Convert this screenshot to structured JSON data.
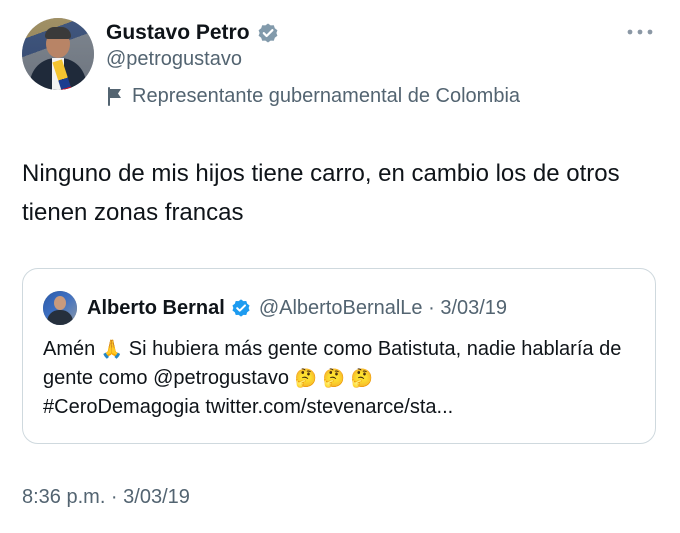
{
  "author": {
    "display_name": "Gustavo Petro",
    "handle": "@petrogustavo",
    "verified_badge_icon": "verified-gray-check-icon",
    "affiliation_icon": "flag-icon",
    "affiliation": "Representante gubernamental de Colombia"
  },
  "tweet": {
    "text": "Ninguno de mis hijos tiene carro, en cambio los de otros tienen zonas francas",
    "timestamp": "8:36 p.m. · 3/03/19"
  },
  "quoted_tweet": {
    "display_name": "Alberto Bernal",
    "handle_and_date": "@AlbertoBernalLe · 3/03/19",
    "verified_badge_icon": "verified-blue-check-icon",
    "text_part1": "Amén",
    "emoji_pray": "🙏",
    "text_part2": " Si hubiera más gente como Batistuta, nadie hablaría de gente como @petrogustavo",
    "emoji_thinking": "🤔 🤔 🤔",
    "text_part3": "#CeroDemagogia twitter.com/stevenarce/sta..."
  },
  "colors": {
    "text_primary": "#0f1419",
    "text_secondary": "#536471",
    "border": "#cfd9de",
    "verified_blue": "#1d9bf0",
    "verified_gray": "#829aab"
  },
  "icons": {
    "more": "more-horizontal-icon"
  }
}
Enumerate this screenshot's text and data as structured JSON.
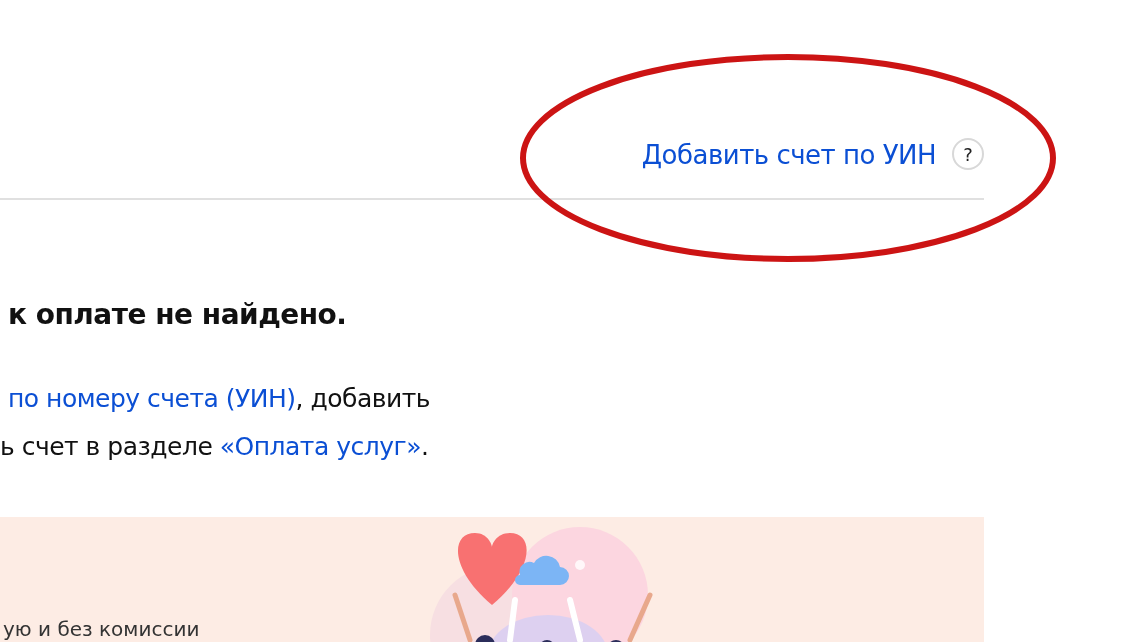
{
  "header": {
    "link": "Добавить счет по УИН",
    "help": "?"
  },
  "notice": {
    "title": "к оплате не найдено.",
    "lines": [
      [
        {
          "text": "по номеру счета (УИН)",
          "link": true
        },
        {
          "text": ", добавить",
          "link": false
        }
      ],
      [
        {
          "text": "ь счет в разделе ",
          "link": false
        },
        {
          "text": "«Оплата услуг»",
          "link": true
        },
        {
          "text": ".",
          "link": false
        }
      ]
    ]
  },
  "banner": {
    "text": "ую и без комиссии"
  },
  "annotation": {
    "kind": "ellipse"
  }
}
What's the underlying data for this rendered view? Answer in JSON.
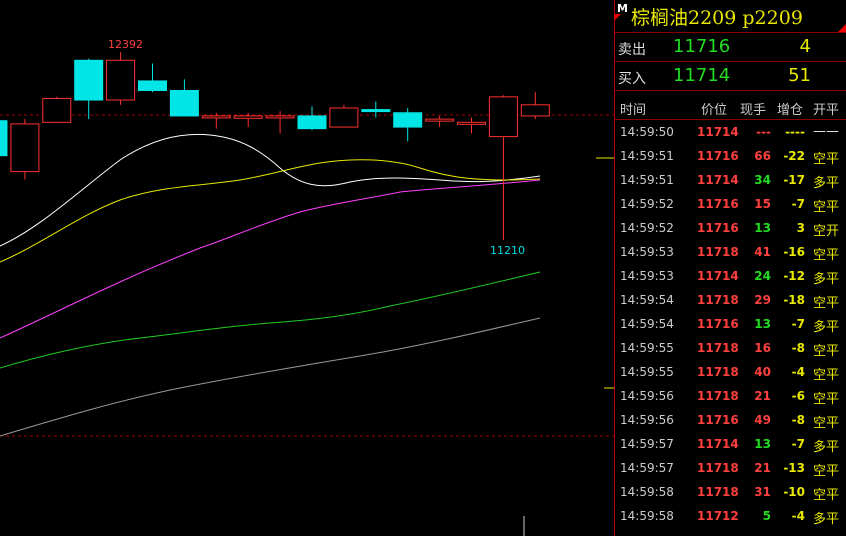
{
  "header": {
    "badge": "M",
    "title": "棕榈油2209  p2209"
  },
  "quotes": [
    {
      "label": "卖出",
      "price": "11716",
      "volume": "4"
    },
    {
      "label": "买入",
      "price": "11714",
      "volume": "51"
    }
  ],
  "ticks_header": [
    "时间",
    "价位",
    "现手",
    "增仓",
    "开平"
  ],
  "ticks": [
    {
      "time": "14:59:50",
      "price": "11714",
      "hand": "---",
      "chg": "----",
      "type": "——",
      "type_color": "white",
      "price_color": "red",
      "hand_color": "red",
      "chg_color": "yellow"
    },
    {
      "time": "14:59:51",
      "price": "11716",
      "hand": "66",
      "chg": "-22",
      "type": "空平",
      "type_color": "yellow",
      "price_color": "red",
      "hand_color": "red",
      "chg_color": "yellow"
    },
    {
      "time": "14:59:51",
      "price": "11714",
      "hand": "34",
      "chg": "-17",
      "type": "多平",
      "type_color": "yellow",
      "price_color": "red",
      "hand_color": "green",
      "chg_color": "yellow"
    },
    {
      "time": "14:59:52",
      "price": "11716",
      "hand": "15",
      "chg": "-7",
      "type": "空平",
      "type_color": "yellow",
      "price_color": "red",
      "hand_color": "red",
      "chg_color": "yellow"
    },
    {
      "time": "14:59:52",
      "price": "11716",
      "hand": "13",
      "chg": "3",
      "type": "空开",
      "type_color": "yellow",
      "price_color": "red",
      "hand_color": "green",
      "chg_color": "yellow"
    },
    {
      "time": "14:59:53",
      "price": "11718",
      "hand": "41",
      "chg": "-16",
      "type": "空平",
      "type_color": "yellow",
      "price_color": "red",
      "hand_color": "red",
      "chg_color": "yellow"
    },
    {
      "time": "14:59:53",
      "price": "11714",
      "hand": "24",
      "chg": "-12",
      "type": "多平",
      "type_color": "yellow",
      "price_color": "red",
      "hand_color": "green",
      "chg_color": "yellow"
    },
    {
      "time": "14:59:54",
      "price": "11718",
      "hand": "29",
      "chg": "-18",
      "type": "空平",
      "type_color": "yellow",
      "price_color": "red",
      "hand_color": "red",
      "chg_color": "yellow"
    },
    {
      "time": "14:59:54",
      "price": "11716",
      "hand": "13",
      "chg": "-7",
      "type": "多平",
      "type_color": "yellow",
      "price_color": "red",
      "hand_color": "green",
      "chg_color": "yellow"
    },
    {
      "time": "14:59:55",
      "price": "11718",
      "hand": "16",
      "chg": "-8",
      "type": "空平",
      "type_color": "yellow",
      "price_color": "red",
      "hand_color": "red",
      "chg_color": "yellow"
    },
    {
      "time": "14:59:55",
      "price": "11718",
      "hand": "40",
      "chg": "-4",
      "type": "空平",
      "type_color": "yellow",
      "price_color": "red",
      "hand_color": "red",
      "chg_color": "yellow"
    },
    {
      "time": "14:59:56",
      "price": "11718",
      "hand": "21",
      "chg": "-6",
      "type": "空平",
      "type_color": "yellow",
      "price_color": "red",
      "hand_color": "red",
      "chg_color": "yellow"
    },
    {
      "time": "14:59:56",
      "price": "11716",
      "hand": "49",
      "chg": "-8",
      "type": "空平",
      "type_color": "yellow",
      "price_color": "red",
      "hand_color": "red",
      "chg_color": "yellow"
    },
    {
      "time": "14:59:57",
      "price": "11714",
      "hand": "13",
      "chg": "-7",
      "type": "多平",
      "type_color": "yellow",
      "price_color": "red",
      "hand_color": "green",
      "chg_color": "yellow"
    },
    {
      "time": "14:59:57",
      "price": "11718",
      "hand": "21",
      "chg": "-13",
      "type": "空平",
      "type_color": "yellow",
      "price_color": "red",
      "hand_color": "red",
      "chg_color": "yellow"
    },
    {
      "time": "14:59:58",
      "price": "11718",
      "hand": "31",
      "chg": "-10",
      "type": "空平",
      "type_color": "yellow",
      "price_color": "red",
      "hand_color": "red",
      "chg_color": "yellow"
    },
    {
      "time": "14:59:58",
      "price": "11712",
      "hand": "5",
      "chg": "-4",
      "type": "多平",
      "type_color": "yellow",
      "price_color": "red",
      "hand_color": "green",
      "chg_color": "yellow"
    }
  ],
  "colors": {
    "up": "#ff3030",
    "down": "#00e5e5",
    "ma5": "#ffffff",
    "ma10": "#e8e800",
    "ma20": "#ff40ff",
    "ma40": "#22cc22",
    "ma60": "#999999",
    "dashed": "#a00000"
  },
  "chart_data": {
    "type": "candlestick",
    "annotations": {
      "high_label": "12392",
      "low_label": "11210"
    },
    "candles": [
      {
        "o": 11960,
        "c": 11740,
        "h": 11960,
        "l": 11740,
        "dir": "down"
      },
      {
        "o": 11640,
        "c": 11940,
        "h": 11970,
        "l": 11590,
        "dir": "up"
      },
      {
        "o": 11950,
        "c": 12100,
        "h": 12110,
        "l": 11950,
        "dir": "up"
      },
      {
        "o": 12340,
        "c": 12090,
        "h": 12350,
        "l": 11970,
        "dir": "down"
      },
      {
        "o": 12090,
        "c": 12340,
        "h": 12392,
        "l": 12060,
        "dir": "up"
      },
      {
        "o": 12210,
        "c": 12150,
        "h": 12320,
        "l": 12140,
        "dir": "down"
      },
      {
        "o": 12150,
        "c": 11990,
        "h": 12220,
        "l": 11990,
        "dir": "down"
      },
      {
        "o": 11990,
        "c": 11980,
        "h": 12010,
        "l": 11910,
        "dir": "up"
      },
      {
        "o": 11990,
        "c": 11975,
        "h": 12010,
        "l": 11920,
        "dir": "up"
      },
      {
        "o": 11980,
        "c": 11990,
        "h": 12020,
        "l": 11880,
        "dir": "up"
      },
      {
        "o": 11990,
        "c": 11910,
        "h": 12050,
        "l": 11900,
        "dir": "down"
      },
      {
        "o": 11920,
        "c": 12040,
        "h": 12060,
        "l": 11920,
        "dir": "up"
      },
      {
        "o": 12030,
        "c": 12020,
        "h": 12080,
        "l": 11980,
        "dir": "down"
      },
      {
        "o": 12010,
        "c": 11920,
        "h": 12040,
        "l": 11830,
        "dir": "down"
      },
      {
        "o": 11970,
        "c": 11960,
        "h": 11990,
        "l": 11920,
        "dir": "up"
      },
      {
        "o": 11950,
        "c": 11945,
        "h": 11980,
        "l": 11880,
        "dir": "up"
      },
      {
        "o": 11860,
        "c": 12110,
        "h": 12120,
        "l": 11210,
        "dir": "up"
      },
      {
        "o": 11990,
        "c": 12060,
        "h": 12140,
        "l": 11970,
        "dir": "up"
      }
    ]
  }
}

※ ※ ※

## THE PROBLEM
Your task is to list each line of the records with the word "this".

## OUTPUT OF THE TASK
Convert this screenshot to structured JSON data.
Enumerate this screenshot's text and data as structured JSON.
What's the underlying data for this rendered view? Answer in JSON.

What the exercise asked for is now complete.